Repeat each entry as written, dropping any picture you find.
__________________________________________________
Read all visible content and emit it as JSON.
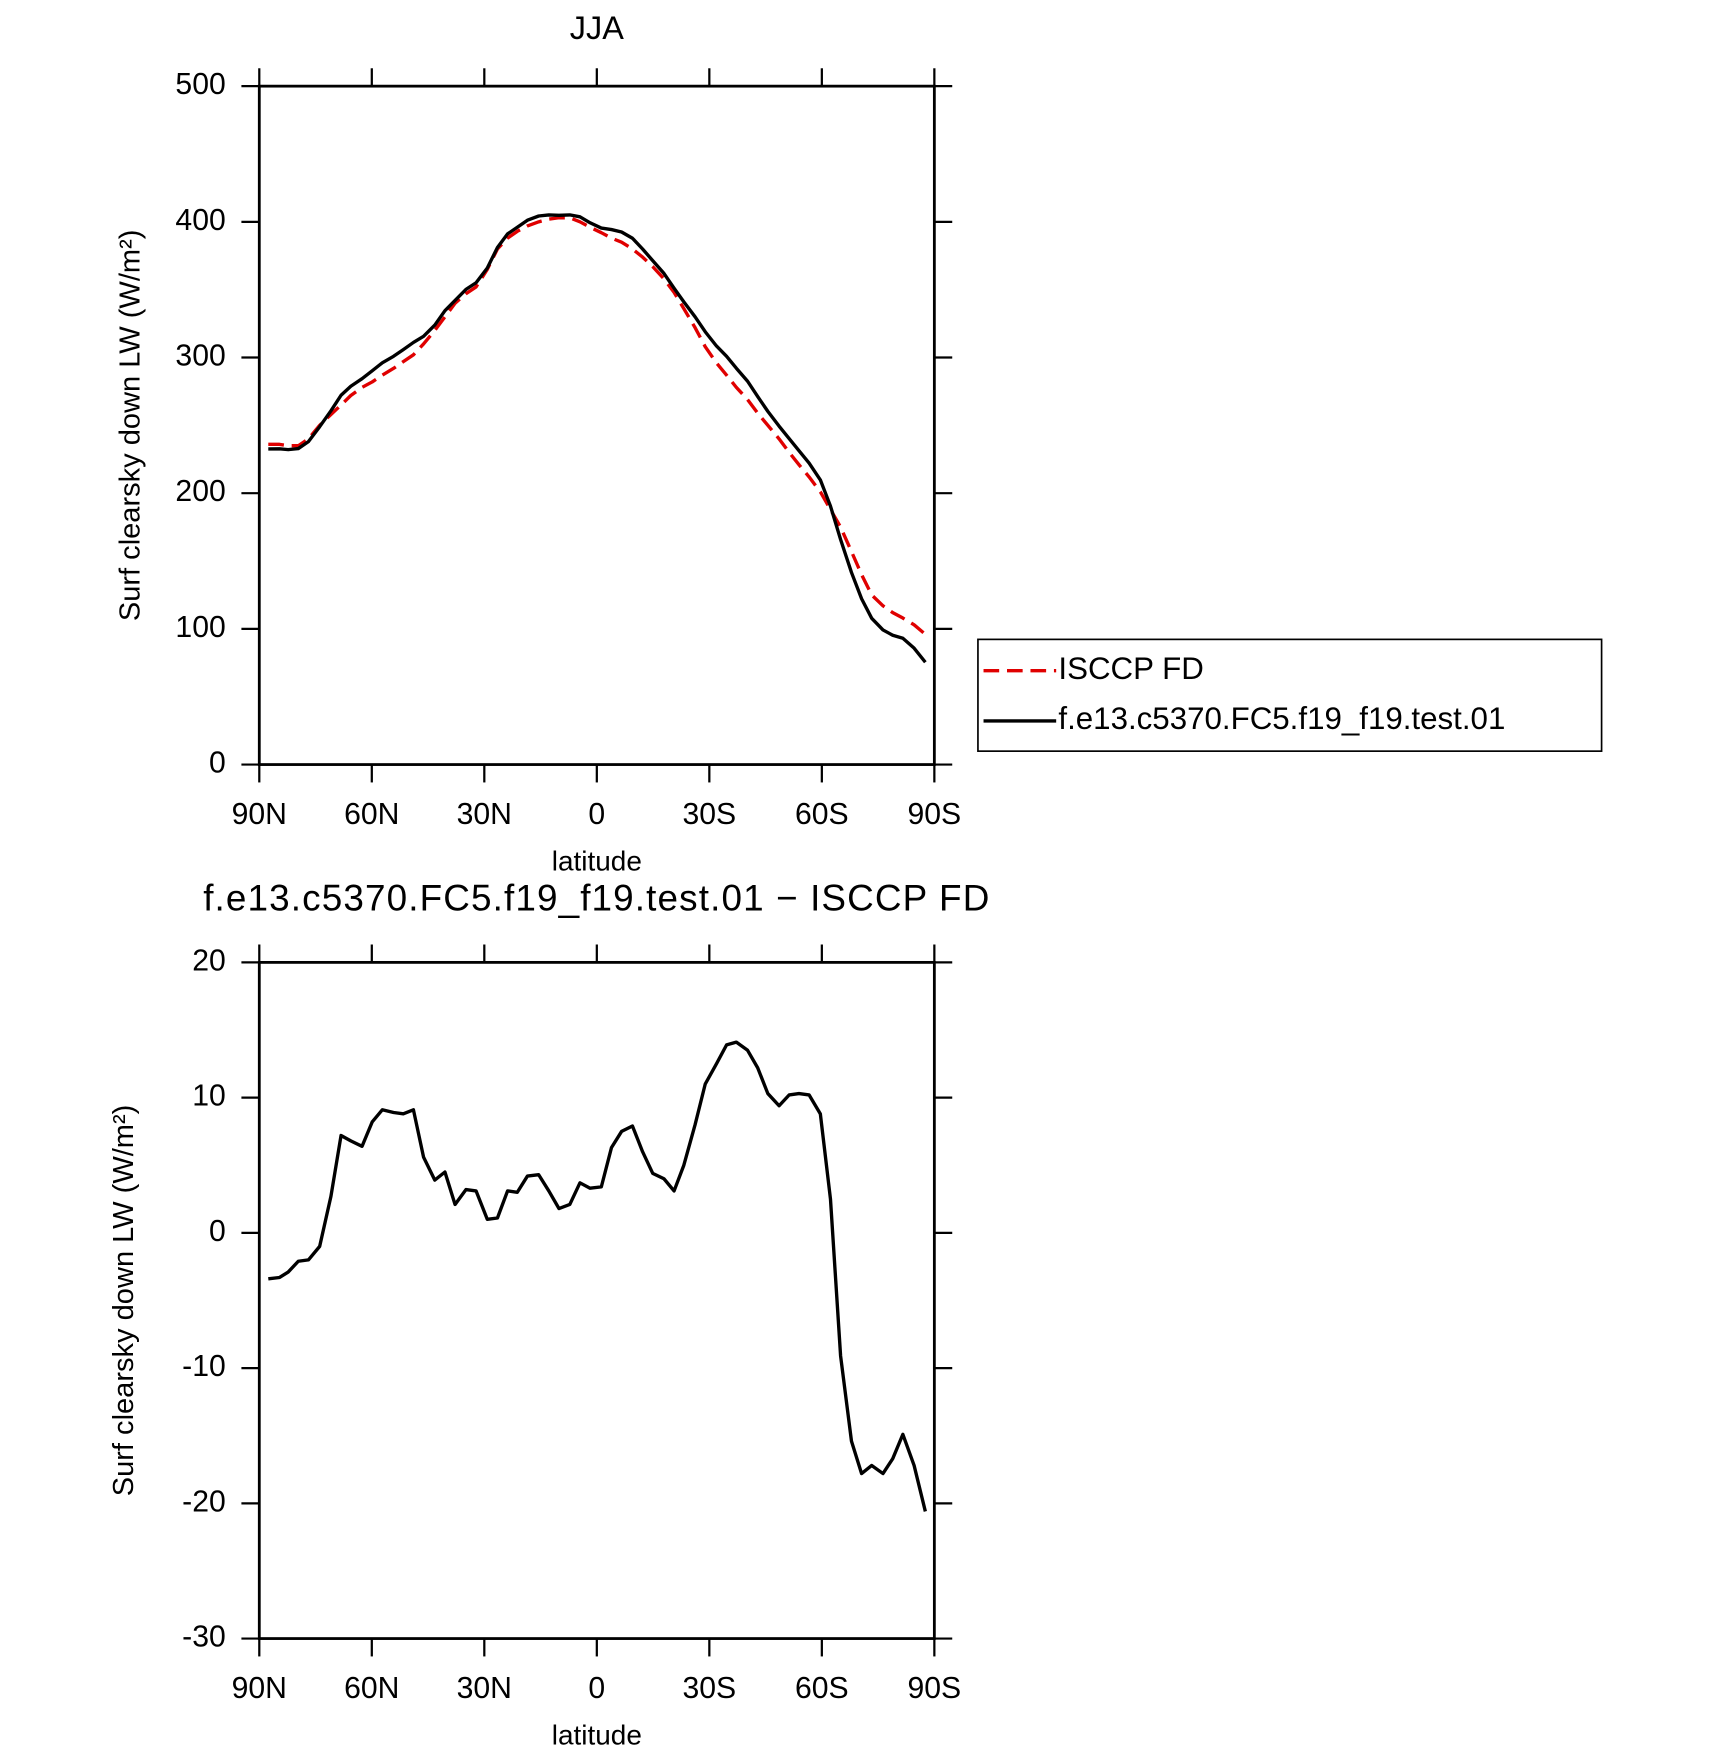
{
  "chart_data": [
    {
      "type": "line",
      "title": "JJA",
      "xlabel": "latitude",
      "ylabel": "Surf clearsky down LW (W/m²)",
      "x": [
        87.6,
        84.6,
        82.3,
        79.6,
        76.9,
        73.9,
        70.9,
        68.2,
        65.6,
        62.6,
        59.9,
        57.2,
        54.2,
        51.6,
        48.9,
        46.2,
        43.2,
        40.5,
        37.8,
        34.9,
        32.2,
        29.2,
        26.5,
        23.8,
        21.2,
        18.5,
        15.5,
        12.8,
        10.1,
        7.2,
        4.5,
        1.8,
        -1.2,
        -3.9,
        -6.6,
        -9.5,
        -12.2,
        -14.9,
        -17.9,
        -20.6,
        -23.2,
        -26.2,
        -28.9,
        -31.9,
        -34.6,
        -37.2,
        -40.2,
        -42.9,
        -45.6,
        -48.6,
        -51.3,
        -53.9,
        -56.6,
        -59.6,
        -62.3,
        -65.0,
        -67.9,
        -70.6,
        -73.3,
        -76.3,
        -78.9,
        -81.6,
        -84.6,
        -87.6
      ],
      "series": [
        {
          "name": "ISCCP FD",
          "color": "#e00000",
          "style": "dashed",
          "values": [
            236,
            236,
            235,
            235,
            240,
            250,
            258,
            265,
            272,
            278,
            282,
            287,
            292,
            297,
            302,
            310,
            320,
            330,
            340,
            347,
            352,
            365,
            380,
            388,
            393,
            397,
            400,
            402,
            403,
            403,
            400,
            396,
            392,
            388,
            385,
            380,
            374,
            367,
            358,
            348,
            336,
            322,
            308,
            296,
            287,
            278,
            269,
            259,
            250,
            240,
            230,
            221,
            212,
            201,
            188,
            175,
            157,
            140,
            125,
            117,
            112,
            108,
            103,
            96
          ]
        },
        {
          "name": "f.e13.c5370.FC5.f19_f19.test.01",
          "color": "#000000",
          "style": "solid",
          "values": [
            232.6,
            232.7,
            232.1,
            232.9,
            238,
            249,
            260.7,
            272.2,
            278.8,
            284.4,
            290.2,
            296.1,
            300.9,
            305.8,
            311.1,
            315.6,
            323.9,
            334.5,
            342.1,
            350.2,
            355.1,
            366,
            381.1,
            391.1,
            396,
            401.2,
            404.3,
            405.1,
            404.8,
            405.1,
            403.7,
            399.3,
            395.4,
            394.3,
            392.5,
            387.9,
            380,
            371.4,
            362,
            351.1,
            341,
            330,
            319,
            308.5,
            300.9,
            292.1,
            282.5,
            271.2,
            260.3,
            249.4,
            240.2,
            231.3,
            222.2,
            209.8,
            190.5,
            165.9,
            141.6,
            122.2,
            107.8,
            99.2,
            95.3,
            93.1,
            85.8,
            75.4
          ]
        }
      ],
      "xlim": [
        90,
        -90
      ],
      "xticks": [
        {
          "value": 90,
          "label": "90N"
        },
        {
          "value": 60,
          "label": "60N"
        },
        {
          "value": 30,
          "label": "30N"
        },
        0,
        {
          "value": -30,
          "label": "30S"
        },
        {
          "value": -60,
          "label": "60S"
        },
        {
          "value": -90,
          "label": "90S"
        }
      ],
      "ylim": [
        0,
        500
      ],
      "yticks": [
        0,
        100,
        200,
        300,
        400,
        500
      ],
      "legend": "right"
    },
    {
      "type": "line",
      "title": "f.e13.c5370.FC5.f19_f19.test.01 − ISCCP FD",
      "xlabel": "latitude",
      "ylabel": "Surf clearsky down LW (W/m²)",
      "x": [
        87.6,
        84.6,
        82.3,
        79.6,
        76.9,
        73.9,
        70.9,
        68.2,
        65.6,
        62.6,
        59.9,
        57.2,
        54.2,
        51.6,
        48.9,
        46.2,
        43.2,
        40.5,
        37.8,
        34.9,
        32.2,
        29.2,
        26.5,
        23.8,
        21.2,
        18.5,
        15.5,
        12.8,
        10.1,
        7.2,
        4.5,
        1.8,
        -1.2,
        -3.9,
        -6.6,
        -9.5,
        -12.2,
        -14.9,
        -17.9,
        -20.6,
        -23.2,
        -26.2,
        -28.9,
        -31.9,
        -34.6,
        -37.2,
        -40.2,
        -42.9,
        -45.6,
        -48.6,
        -51.3,
        -53.9,
        -56.6,
        -59.6,
        -62.3,
        -65.0,
        -67.9,
        -70.6,
        -73.3,
        -76.3,
        -78.9,
        -81.6,
        -84.6,
        -87.6
      ],
      "series": [
        {
          "color": "#000000",
          "style": "solid",
          "values": [
            -3.4,
            -3.3,
            -2.9,
            -2.1,
            -2.0,
            -1.0,
            2.7,
            7.2,
            6.8,
            6.4,
            8.2,
            9.1,
            8.9,
            8.8,
            9.1,
            5.6,
            3.9,
            4.5,
            2.1,
            3.2,
            3.1,
            1.0,
            1.1,
            3.1,
            3.0,
            4.2,
            4.3,
            3.1,
            1.8,
            2.1,
            3.7,
            3.3,
            3.4,
            6.3,
            7.5,
            7.9,
            6.0,
            4.4,
            4.0,
            3.1,
            5.0,
            8.0,
            11.0,
            12.5,
            13.9,
            14.1,
            13.5,
            12.2,
            10.3,
            9.4,
            10.2,
            10.3,
            10.2,
            8.8,
            2.5,
            -9.1,
            -15.4,
            -17.8,
            -17.2,
            -17.8,
            -16.7,
            -14.9,
            -17.2,
            -20.6
          ]
        }
      ],
      "xlim": [
        90,
        -90
      ],
      "xticks": [
        {
          "value": 90,
          "label": "90N"
        },
        {
          "value": 60,
          "label": "60N"
        },
        {
          "value": 30,
          "label": "30N"
        },
        0,
        {
          "value": -30,
          "label": "30S"
        },
        {
          "value": -60,
          "label": "60S"
        },
        {
          "value": -90,
          "label": "90S"
        }
      ],
      "ylim": [
        -30,
        20
      ],
      "yticks": [
        -30,
        -20,
        -10,
        0,
        10,
        20
      ]
    }
  ]
}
__________________________________________________
• [Finished task]:
Read all visible content and emit it as JSON.
{
  "chart_data": [
    {
      "type": "line",
      "title": "JJA",
      "xlabel": "latitude",
      "ylabel": "Surf clearsky down LW (W/m²)",
      "x": [
        87.6,
        84.6,
        82.3,
        79.6,
        76.9,
        73.9,
        70.9,
        68.2,
        65.6,
        62.6,
        59.9,
        57.2,
        54.2,
        51.6,
        48.9,
        46.2,
        43.2,
        40.5,
        37.8,
        34.9,
        32.2,
        29.2,
        26.5,
        23.8,
        21.2,
        18.5,
        15.5,
        12.8,
        10.1,
        7.2,
        4.5,
        1.8,
        -1.2,
        -3.9,
        -6.6,
        -9.5,
        -12.2,
        -14.9,
        -17.9,
        -20.6,
        -23.2,
        -26.2,
        -28.9,
        -31.9,
        -34.6,
        -37.2,
        -40.2,
        -42.9,
        -45.6,
        -48.6,
        -51.3,
        -53.9,
        -56.6,
        -59.6,
        -62.3,
        -65.0,
        -67.9,
        -70.6,
        -73.3,
        -76.3,
        -78.9,
        -81.6,
        -84.6,
        -87.6
      ],
      "series": [
        {
          "name": "ISCCP FD",
          "color": "#e00000",
          "style": "dashed",
          "values": [
            236,
            236,
            235,
            235,
            240,
            250,
            258,
            265,
            272,
            278,
            282,
            287,
            292,
            297,
            302,
            310,
            320,
            330,
            340,
            347,
            352,
            365,
            380,
            388,
            393,
            397,
            400,
            402,
            403,
            403,
            400,
            396,
            392,
            388,
            385,
            380,
            374,
            367,
            358,
            348,
            336,
            322,
            308,
            296,
            287,
            278,
            269,
            259,
            250,
            240,
            230,
            221,
            212,
            201,
            188,
            175,
            157,
            140,
            125,
            117,
            112,
            108,
            103,
            96
          ]
        },
        {
          "name": "f.e13.c5370.FC5.f19_f19.test.01",
          "color": "#000000",
          "style": "solid",
          "values": [
            232.6,
            232.7,
            232.1,
            232.9,
            238,
            249,
            260.7,
            272.2,
            278.8,
            284.4,
            290.2,
            296.1,
            300.9,
            305.8,
            311.1,
            315.6,
            323.9,
            334.5,
            342.1,
            350.2,
            355.1,
            366,
            381.1,
            391.1,
            396,
            401.2,
            404.3,
            405.1,
            404.8,
            405.1,
            403.7,
            399.3,
            395.4,
            394.3,
            392.5,
            387.9,
            380,
            371.4,
            362,
            351.1,
            341,
            330,
            319,
            308.5,
            300.9,
            292.1,
            282.5,
            271.2,
            260.3,
            249.4,
            240.2,
            231.3,
            222.2,
            209.8,
            190.5,
            165.9,
            141.6,
            122.2,
            107.8,
            99.2,
            95.3,
            93.1,
            85.8,
            75.4
          ]
        }
      ],
      "xlim": [
        90,
        -90
      ],
      "xticks": [
        {
          "value": 90,
          "label": "90N"
        },
        {
          "value": 60,
          "label": "60N"
        },
        {
          "value": 30,
          "label": "30N"
        },
        0,
        {
          "value": -30,
          "label": "30S"
        },
        {
          "value": -60,
          "label": "60S"
        },
        {
          "value": -90,
          "label": "90S"
        }
      ],
      "ylim": [
        0,
        500
      ],
      "yticks": [
        0,
        100,
        200,
        300,
        400,
        500
      ],
      "legend": "right"
    },
    {
      "type": "line",
      "title": "f.e13.c5370.FC5.f19_f19.test.01 − ISCCP FD",
      "xlabel": "latitude",
      "ylabel": "Surf clearsky down LW (W/m²)",
      "x": [
        87.6,
        84.6,
        82.3,
        79.6,
        76.9,
        73.9,
        70.9,
        68.2,
        65.6,
        62.6,
        59.9,
        57.2,
        54.2,
        51.6,
        48.9,
        46.2,
        43.2,
        40.5,
        37.8,
        34.9,
        32.2,
        29.2,
        26.5,
        23.8,
        21.2,
        18.5,
        15.5,
        12.8,
        10.1,
        7.2,
        4.5,
        1.8,
        -1.2,
        -3.9,
        -6.6,
        -9.5,
        -12.2,
        -14.9,
        -17.9,
        -20.6,
        -23.2,
        -26.2,
        -28.9,
        -31.9,
        -34.6,
        -37.2,
        -40.2,
        -42.9,
        -45.6,
        -48.6,
        -51.3,
        -53.9,
        -56.6,
        -59.6,
        -62.3,
        -65.0,
        -67.9,
        -70.6,
        -73.3,
        -76.3,
        -78.9,
        -81.6,
        -84.6,
        -87.6
      ],
      "series": [
        {
          "color": "#000000",
          "style": "solid",
          "values": [
            -3.4,
            -3.3,
            -2.9,
            -2.1,
            -2.0,
            -1.0,
            2.7,
            7.2,
            6.8,
            6.4,
            8.2,
            9.1,
            8.9,
            8.8,
            9.1,
            5.6,
            3.9,
            4.5,
            2.1,
            3.2,
            3.1,
            1.0,
            1.1,
            3.1,
            3.0,
            4.2,
            4.3,
            3.1,
            1.8,
            2.1,
            3.7,
            3.3,
            3.4,
            6.3,
            7.5,
            7.9,
            6.0,
            4.4,
            4.0,
            3.1,
            5.0,
            8.0,
            11.0,
            12.5,
            13.9,
            14.1,
            13.5,
            12.2,
            10.3,
            9.4,
            10.2,
            10.3,
            10.2,
            8.8,
            2.5,
            -9.1,
            -15.4,
            -17.8,
            -17.2,
            -17.8,
            -16.7,
            -14.9,
            -17.2,
            -20.6
          ]
        }
      ],
      "xlim": [
        90,
        -90
      ],
      "xticks": [
        {
          "value": 90,
          "label": "90N"
        },
        {
          "value": 60,
          "label": "60N"
        },
        {
          "value": 30,
          "label": "30N"
        },
        0,
        {
          "value": -30,
          "label": "30S"
        },
        {
          "value": -60,
          "label": "60S"
        },
        {
          "value": -90,
          "label": "90S"
        }
      ],
      "ylim": [
        -30,
        20
      ],
      "yticks": [
        -30,
        -20,
        -10,
        0,
        10,
        20
      ]
    }
  ]
}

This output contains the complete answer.